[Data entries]
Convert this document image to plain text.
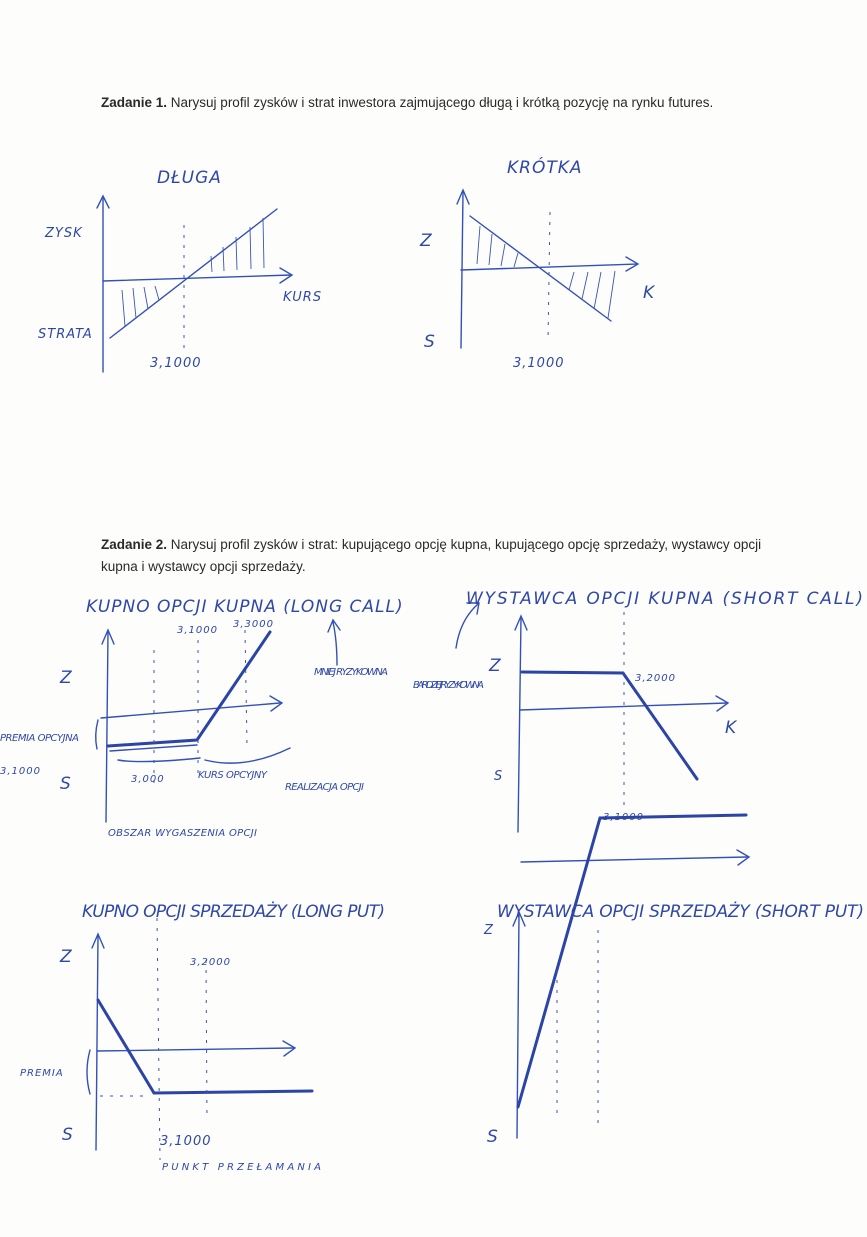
Zadanie 1. Narysuj profil zysków i strat inwestora zajmującego długą i krótką pozycję na rynku futures.
Zadanie 2. Narysuj profil zysków i strat: kupującego opcję kupna, kupującego opcję sprzedaży, wystawcy opcji kupna i wystawcy opcji sprzedaży.
DŁUGA
ZYSK
STRATA
KURS
3,1000
KRÓTKA
Z
S
K
3,1000
KUPNO OPCJI KUPNA (LONG CALL)
Z
S
3,1000
3,3000
PREMIA OPCYJNA
3,1000
3,000	KURS OPCYJNY
REALIZACJA OPCJI
OBSZAR WYGASZENIA OPCJI
MNIEJ RYZYKOWNA
WYSTAWCA OPCJI KUPNA (SHORT CALL)
Z
S
K
3,2000
3,1000
BARDZIEJ RYZYKOWNA
KUPNO OPCJI SPRZEDAŻY (LONG PUT)
Z
S
3,2000
3,1000
PREMIA
PUNKT PRZEŁAMANIA
WYSTAWCA OPCJI SPRZEDAŻY (SHORT PUT)
Z
S
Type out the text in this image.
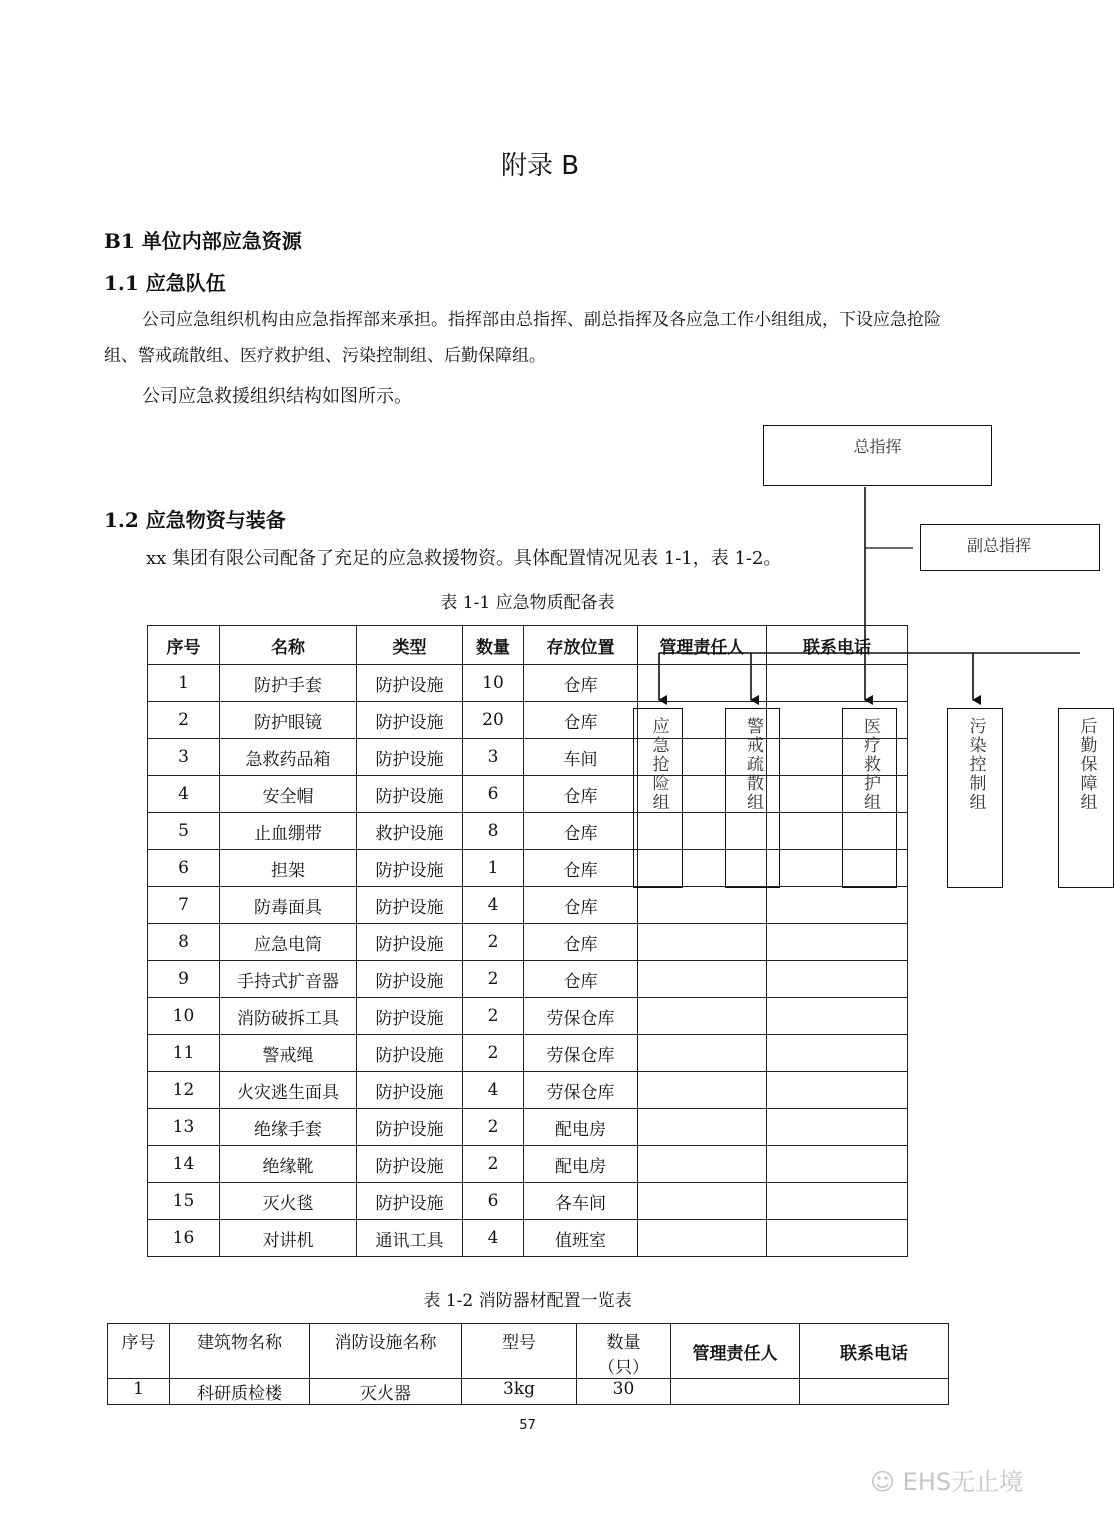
附录 B
B1 单位内部应急资源
1.1 应急队伍
公司应急组织机构由应急指挥部来承担。指挥部由总指挥、副总指挥及各应急工作小组组成，下设应急抢险组、警戒疏散组、医疗救护组、污染控制组、后勤保障组。
公司应急救援组织结构如图所示。
1.2 应急物资与装备
xx 集团有限公司配备了充足的应急救援物资。具体配置情况见表 1-1，表 1-2。
表 1-1 应急物质配备表
序号	名称	类型	数量	存放位置	管理责任人	联系电话
1	防护手套	防护设施	10	仓库		
2	防护眼镜	防护设施	20	仓库		
3	急救药品箱	防护设施	3	车间		
4	安全帽	防护设施	6	仓库		
5	止血绷带	救护设施	8	仓库		
6	担架	防护设施	1	仓库		
7	防毒面具	防护设施	4	仓库		
8	应急电筒	防护设施	2	仓库		
9	手持式扩音器	防护设施	2	仓库		
10	消防破拆工具	防护设施	2	劳保仓库		
11	警戒绳	防护设施	2	劳保仓库		
12	火灾逃生面具	防护设施	4	劳保仓库		
13	绝缘手套	防护设施	2	配电房		
14	绝缘靴	防护设施	2	配电房		
15	灭火毯	防护设施	6	各车间		
16	对讲机	通讯工具	4	值班室		
表 1-2 消防器材配置一览表
序号	建筑物名称	消防设施名称	型号	数量（只）	管理责任人	联系电话
1	科研质检楼	灭火器	3kg	30		
总指挥
副总指挥
应急抢险组	警戒疏散组	医疗救护组	污染控制组	后勤保障组
57
☺ EHS无止境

* What you have to do *
Without the pictures, repeat the listing above exactly.

* Exercise solution *
Convert this document image to plain text.
Zadanie 1. Narysuj profil zysków i strat inwestora zajmującego długą i krótką pozycję na rynku futures.
Zadanie 2. Narysuj profil zysków i strat: kupującego opcję kupna, kupującego opcję sprzedaży, wystawcy opcji kupna i wystawcy opcji sprzedaży.
DŁUGA
ZYSK
STRATA
KURS
3,1000
KRÓTKA
Z
S
K
3,1000
KUPNO OPCJI KUPNA (LONG CALL)
Z
S
3,1000
3,3000
PREMIA OPCYJNA
3,1000
3,000	KURS OPCYJNY
REALIZACJA OPCJI
OBSZAR WYGASZENIA OPCJI
MNIEJ RYZYKOWNA
WYSTAWCA OPCJI KUPNA (SHORT CALL)
Z
S
K
3,2000
3,1000
BARDZIEJ RYZYKOWNA
KUPNO OPCJI SPRZEDAŻY (LONG PUT)
Z
S
3,2000
3,1000
PREMIA
PUNKT PRZEŁAMANIA
WYSTAWCA OPCJI SPRZEDAŻY (SHORT PUT)
Z
S
Type out the text in this image.
附录 B
B1 单位内部应急资源
1.1 应急队伍
公司应急组织机构由应急指挥部来承担。指挥部由总指挥、副总指挥及各应急工作小组组成，下设应急抢险组、警戒疏散组、医疗救护组、污染控制组、后勤保障组。
公司应急救援组织结构如图所示。
1.2 应急物资与装备
xx 集团有限公司配备了充足的应急救援物资。具体配置情况见表 1-1，表 1-2。
表 1-1 应急物质配备表
序号	名称	类型	数量	存放位置	管理责任人	联系电话
1	防护手套	防护设施	10	仓库		
2	防护眼镜	防护设施	20	仓库		
3	急救药品箱	防护设施	3	车间		
4	安全帽	防护设施	6	仓库		
5	止血绷带	救护设施	8	仓库		
6	担架	防护设施	1	仓库		
7	防毒面具	防护设施	4	仓库		
8	应急电筒	防护设施	2	仓库		
9	手持式扩音器	防护设施	2	仓库		
10	消防破拆工具	防护设施	2	劳保仓库		
11	警戒绳	防护设施	2	劳保仓库		
12	火灾逃生面具	防护设施	4	劳保仓库		
13	绝缘手套	防护设施	2	配电房		
14	绝缘靴	防护设施	2	配电房		
15	灭火毯	防护设施	6	各车间		
16	对讲机	通讯工具	4	值班室		
表 1-2 消防器材配置一览表
序号	建筑物名称	消防设施名称	型号	数量（只）	管理责任人	联系电话
1	科研质检楼	灭火器	3kg	30		
总指挥
副总指挥
应急抢险组	警戒疏散组	医疗救护组	污染控制组	后勤保障组
57
☺ EHS无止境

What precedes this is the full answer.